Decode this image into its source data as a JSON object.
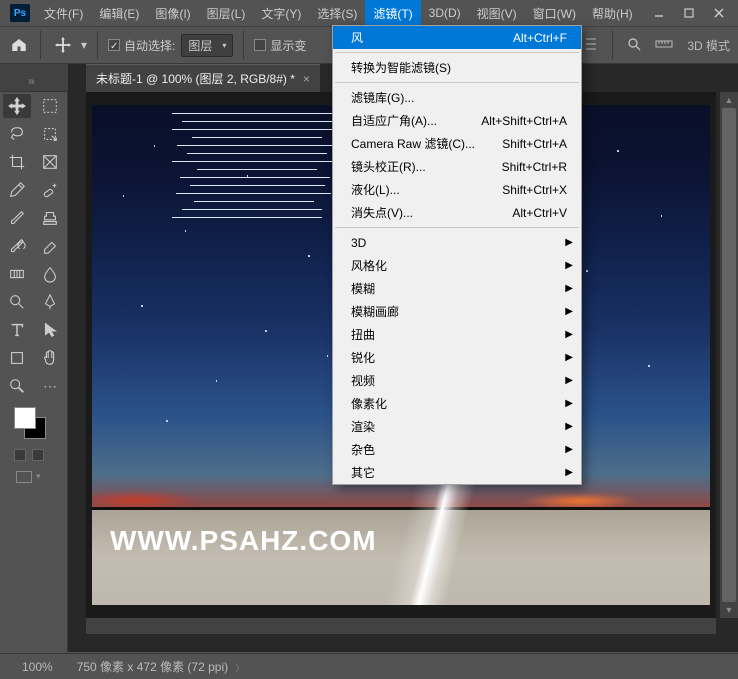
{
  "menubar": {
    "file": "文件(F)",
    "edit": "编辑(E)",
    "image": "图像(I)",
    "layer": "图层(L)",
    "type": "文字(Y)",
    "select": "选择(S)",
    "filter": "滤镜(T)",
    "threeD": "3D(D)",
    "view": "视图(V)",
    "window": "窗口(W)",
    "help": "帮助(H)"
  },
  "optionsbar": {
    "auto_select_label": "自动选择:",
    "auto_select_target": "图层",
    "show_transform_label": "显示变",
    "threeDMode": "3D 模式"
  },
  "tab": {
    "title": "未标题-1 @ 100% (图层 2, RGB/8#) *"
  },
  "dropdown": {
    "last": {
      "label": "风",
      "shortcut": "Alt+Ctrl+F"
    },
    "convert_smart": "转换为智能滤镜(S)",
    "filter_gallery": "滤镜库(G)...",
    "adaptive_wide": {
      "label": "自适应广角(A)...",
      "shortcut": "Alt+Shift+Ctrl+A"
    },
    "camera_raw": {
      "label": "Camera Raw 滤镜(C)...",
      "shortcut": "Shift+Ctrl+A"
    },
    "lens_correction": {
      "label": "镜头校正(R)...",
      "shortcut": "Shift+Ctrl+R"
    },
    "liquify": {
      "label": "液化(L)...",
      "shortcut": "Shift+Ctrl+X"
    },
    "vanishing": {
      "label": "消失点(V)...",
      "shortcut": "Alt+Ctrl+V"
    },
    "sub_3d": "3D",
    "sub_stylize": "风格化",
    "sub_blur": "模糊",
    "sub_blur_gallery": "模糊画廊",
    "sub_distort": "扭曲",
    "sub_sharpen": "锐化",
    "sub_video": "视频",
    "sub_pixelate": "像素化",
    "sub_render": "渲染",
    "sub_noise": "杂色",
    "sub_other": "其它"
  },
  "canvas": {
    "watermark": "WWW.PSAHZ.COM"
  },
  "status": {
    "zoom": "100%",
    "dimensions": "750 像素 x 472 像素 (72 ppi)"
  }
}
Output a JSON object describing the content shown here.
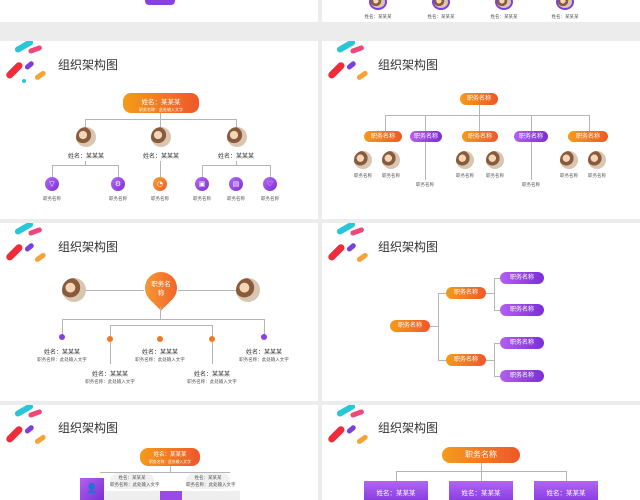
{
  "slides": {
    "title": "组织架构图",
    "name": "姓名：某某某",
    "job": "职务名称",
    "job_desc": "职务名称：此处输入文字"
  },
  "colors": {
    "orange": "#f28a1e",
    "purple": "#7b3fe0"
  }
}
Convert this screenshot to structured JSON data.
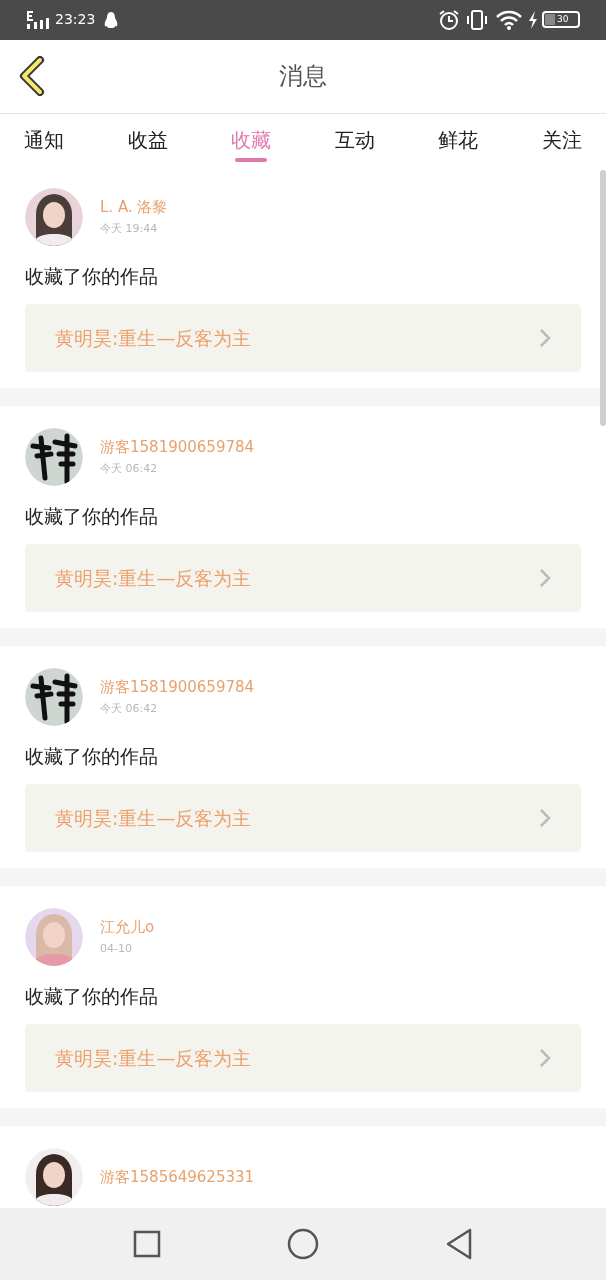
{
  "status_bar": {
    "time": "23:23",
    "battery": "30"
  },
  "header": {
    "title": "消息"
  },
  "tabs": [
    {
      "label": "通知",
      "selected": false
    },
    {
      "label": "收益",
      "selected": false
    },
    {
      "label": "收藏",
      "selected": true
    },
    {
      "label": "互动",
      "selected": false
    },
    {
      "label": "鲜花",
      "selected": false
    },
    {
      "label": "关注",
      "selected": false
    }
  ],
  "notifications": [
    {
      "name": "L. A. 洛黎",
      "time": "今天 19:44",
      "message": "收藏了你的作品",
      "work": "黄明昊:重生—反客为主"
    },
    {
      "name": "游客1581900659784",
      "time": "今天 06:42",
      "message": "收藏了你的作品",
      "work": "黄明昊:重生—反客为主"
    },
    {
      "name": "游客1581900659784",
      "time": "今天 06:42",
      "message": "收藏了你的作品",
      "work": "黄明昊:重生—反客为主"
    },
    {
      "name": "江允儿o",
      "time": "04-10",
      "message": "收藏了你的作品",
      "work": "黄明昊:重生—反客为主"
    },
    {
      "name": "游客1585649625331"
    }
  ]
}
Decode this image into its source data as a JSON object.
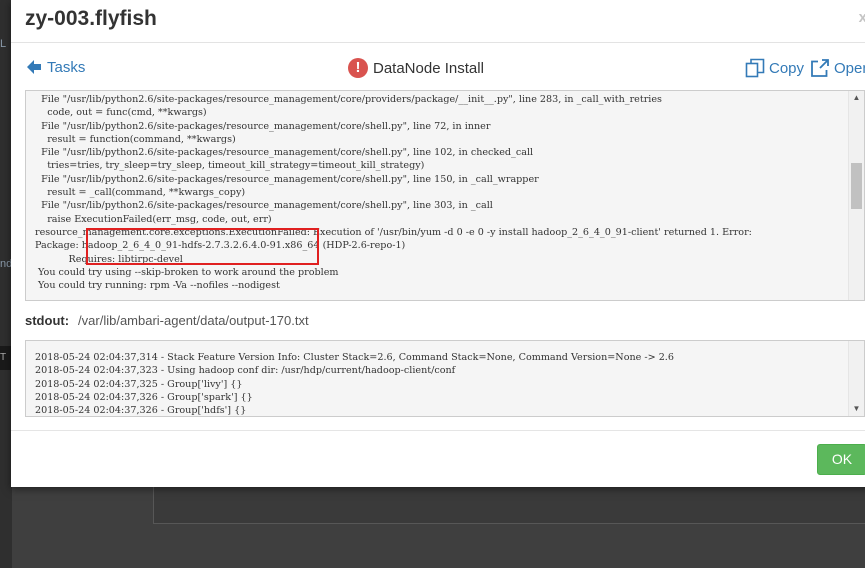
{
  "modal": {
    "title": "zy-003.flyfish",
    "close_glyph": "x"
  },
  "toolbar": {
    "back_label": "Tasks",
    "task_title": "DataNode Install",
    "status_icon": "error-icon",
    "status_glyph": "!",
    "copy_label": "Copy",
    "open_label": "Open"
  },
  "stderr": {
    "lines": [
      "  File \"/usr/lib/python2.6/site-packages/resource_management/core/providers/package/__init__.py\", line 283, in _call_with_retries",
      "    code, out = func(cmd, **kwargs)",
      "  File \"/usr/lib/python2.6/site-packages/resource_management/core/shell.py\", line 72, in inner",
      "    result = function(command, **kwargs)",
      "  File \"/usr/lib/python2.6/site-packages/resource_management/core/shell.py\", line 102, in checked_call",
      "    tries=tries, try_sleep=try_sleep, timeout_kill_strategy=timeout_kill_strategy)",
      "  File \"/usr/lib/python2.6/site-packages/resource_management/core/shell.py\", line 150, in _call_wrapper",
      "    result = _call(command, **kwargs_copy)",
      "  File \"/usr/lib/python2.6/site-packages/resource_management/core/shell.py\", line 303, in _call",
      "    raise ExecutionFailed(err_msg, code, out, err)",
      "resource_management.core.exceptions.ExecutionFailed: Execution of '/usr/bin/yum -d 0 -e 0 -y install hadoop_2_6_4_0_91-client' returned 1. Error:",
      "Package: hadoop_2_6_4_0_91-hdfs-2.7.3.2.6.4.0-91.x86_64 (HDP-2.6-repo-1)",
      "           Requires: libtirpc-devel",
      " You could try using --skip-broken to work around the problem",
      " You could try running: rpm -Va --nofiles --nodigest"
    ]
  },
  "stdout": {
    "label": "stdout:",
    "path": "/var/lib/ambari-agent/data/output-170.txt",
    "lines": [
      "2018-05-24 02:04:37,314 - Stack Feature Version Info: Cluster Stack=2.6, Command Stack=None, Command Version=None -> 2.6",
      "2018-05-24 02:04:37,323 - Using hadoop conf dir: /usr/hdp/current/hadoop-client/conf",
      "2018-05-24 02:04:37,325 - Group['livy'] {}",
      "2018-05-24 02:04:37,326 - Group['spark'] {}",
      "2018-05-24 02:04:37,326 - Group['hdfs'] {}"
    ]
  },
  "footer": {
    "ok_label": "OK"
  },
  "background": {
    "frag_1": "L",
    "frag_2": "nd",
    "frag_3": "T"
  },
  "colors": {
    "link": "#337ab7",
    "error": "#d9534f",
    "ok_button": "#5cb85c",
    "highlight_box": "#e02020"
  }
}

* * *

**WHAT THE TASK ASKS:**
Without the pictures, reproduce every line of the records above exactly.

**TASK RESULT:**
Decode this image into its source data as a JSON object.
{
  "menubar": {
    "file": "文件(F)",
    "edit": "编辑(E)",
    "image": "图像(I)",
    "layer": "图层(L)",
    "type": "文字(Y)",
    "select": "选择(S)",
    "filter": "滤镜(T)",
    "threeD": "3D(D)",
    "view": "视图(V)",
    "window": "窗口(W)",
    "help": "帮助(H)"
  },
  "optionsbar": {
    "auto_select_label": "自动选择:",
    "auto_select_target": "图层",
    "show_transform_label": "显示变",
    "threeDMode": "3D 模式"
  },
  "tab": {
    "title": "未标题-1 @ 100% (图层 2, RGB/8#) *"
  },
  "dropdown": {
    "last": {
      "label": "风",
      "shortcut": "Alt+Ctrl+F"
    },
    "convert_smart": "转换为智能滤镜(S)",
    "filter_gallery": "滤镜库(G)...",
    "adaptive_wide": {
      "label": "自适应广角(A)...",
      "shortcut": "Alt+Shift+Ctrl+A"
    },
    "camera_raw": {
      "label": "Camera Raw 滤镜(C)...",
      "shortcut": "Shift+Ctrl+A"
    },
    "lens_correction": {
      "label": "镜头校正(R)...",
      "shortcut": "Shift+Ctrl+R"
    },
    "liquify": {
      "label": "液化(L)...",
      "shortcut": "Shift+Ctrl+X"
    },
    "vanishing": {
      "label": "消失点(V)...",
      "shortcut": "Alt+Ctrl+V"
    },
    "sub_3d": "3D",
    "sub_stylize": "风格化",
    "sub_blur": "模糊",
    "sub_blur_gallery": "模糊画廊",
    "sub_distort": "扭曲",
    "sub_sharpen": "锐化",
    "sub_video": "视频",
    "sub_pixelate": "像素化",
    "sub_render": "渲染",
    "sub_noise": "杂色",
    "sub_other": "其它"
  },
  "canvas": {
    "watermark": "WWW.PSAHZ.COM"
  },
  "status": {
    "zoom": "100%",
    "dimensions": "750 像素 x 472 像素 (72 ppi)"
  }
}
Output a JSON object describing the content shown here.
{
  "slides": {
    "title": "组织架构图",
    "name": "姓名：某某某",
    "job": "职务名称",
    "job_desc": "职务名称：此处输入文字"
  },
  "colors": {
    "orange": "#f28a1e",
    "purple": "#7b3fe0"
  }
}
Convert this screenshot to structured JSON data.
{
  "status_bar": {
    "time": "23:23",
    "battery": "30"
  },
  "header": {
    "title": "消息"
  },
  "tabs": [
    {
      "label": "通知",
      "selected": false
    },
    {
      "label": "收益",
      "selected": false
    },
    {
      "label": "收藏",
      "selected": true
    },
    {
      "label": "互动",
      "selected": false
    },
    {
      "label": "鲜花",
      "selected": false
    },
    {
      "label": "关注",
      "selected": false
    }
  ],
  "notifications": [
    {
      "name": "L. A. 洛黎",
      "time": "今天 19:44",
      "message": "收藏了你的作品",
      "work": "黄明昊:重生—反客为主"
    },
    {
      "name": "游客1581900659784",
      "time": "今天 06:42",
      "message": "收藏了你的作品",
      "work": "黄明昊:重生—反客为主"
    },
    {
      "name": "游客1581900659784",
      "time": "今天 06:42",
      "message": "收藏了你的作品",
      "work": "黄明昊:重生—反客为主"
    },
    {
      "name": "江允儿o",
      "time": "04-10",
      "message": "收藏了你的作品",
      "work": "黄明昊:重生—反客为主"
    },
    {
      "name": "游客1585649625331"
    }
  ]
}
Decode this image into its source data as a JSON object.
{
  "modal": {
    "title": "zy-003.flyfish",
    "close_glyph": "x"
  },
  "toolbar": {
    "back_label": "Tasks",
    "task_title": "DataNode Install",
    "status_icon": "error-icon",
    "status_glyph": "!",
    "copy_label": "Copy",
    "open_label": "Open"
  },
  "stderr": {
    "lines": [
      "  File \"/usr/lib/python2.6/site-packages/resource_management/core/providers/package/__init__.py\", line 283, in _call_with_retries",
      "    code, out = func(cmd, **kwargs)",
      "  File \"/usr/lib/python2.6/site-packages/resource_management/core/shell.py\", line 72, in inner",
      "    result = function(command, **kwargs)",
      "  File \"/usr/lib/python2.6/site-packages/resource_management/core/shell.py\", line 102, in checked_call",
      "    tries=tries, try_sleep=try_sleep, timeout_kill_strategy=timeout_kill_strategy)",
      "  File \"/usr/lib/python2.6/site-packages/resource_management/core/shell.py\", line 150, in _call_wrapper",
      "    result = _call(command, **kwargs_copy)",
      "  File \"/usr/lib/python2.6/site-packages/resource_management/core/shell.py\", line 303, in _call",
      "    raise ExecutionFailed(err_msg, code, out, err)",
      "resource_management.core.exceptions.ExecutionFailed: Execution of '/usr/bin/yum -d 0 -e 0 -y install hadoop_2_6_4_0_91-client' returned 1. Error:",
      "Package: hadoop_2_6_4_0_91-hdfs-2.7.3.2.6.4.0-91.x86_64 (HDP-2.6-repo-1)",
      "           Requires: libtirpc-devel",
      " You could try using --skip-broken to work around the problem",
      " You could try running: rpm -Va --nofiles --nodigest"
    ]
  },
  "stdout": {
    "label": "stdout:",
    "path": "/var/lib/ambari-agent/data/output-170.txt",
    "lines": [
      "2018-05-24 02:04:37,314 - Stack Feature Version Info: Cluster Stack=2.6, Command Stack=None, Command Version=None -> 2.6",
      "2018-05-24 02:04:37,323 - Using hadoop conf dir: /usr/hdp/current/hadoop-client/conf",
      "2018-05-24 02:04:37,325 - Group['livy'] {}",
      "2018-05-24 02:04:37,326 - Group['spark'] {}",
      "2018-05-24 02:04:37,326 - Group['hdfs'] {}"
    ]
  },
  "footer": {
    "ok_label": "OK"
  },
  "background": {
    "frag_1": "L",
    "frag_2": "nd",
    "frag_3": "T"
  },
  "colors": {
    "link": "#337ab7",
    "error": "#d9534f",
    "ok_button": "#5cb85c",
    "highlight_box": "#e02020"
  }
}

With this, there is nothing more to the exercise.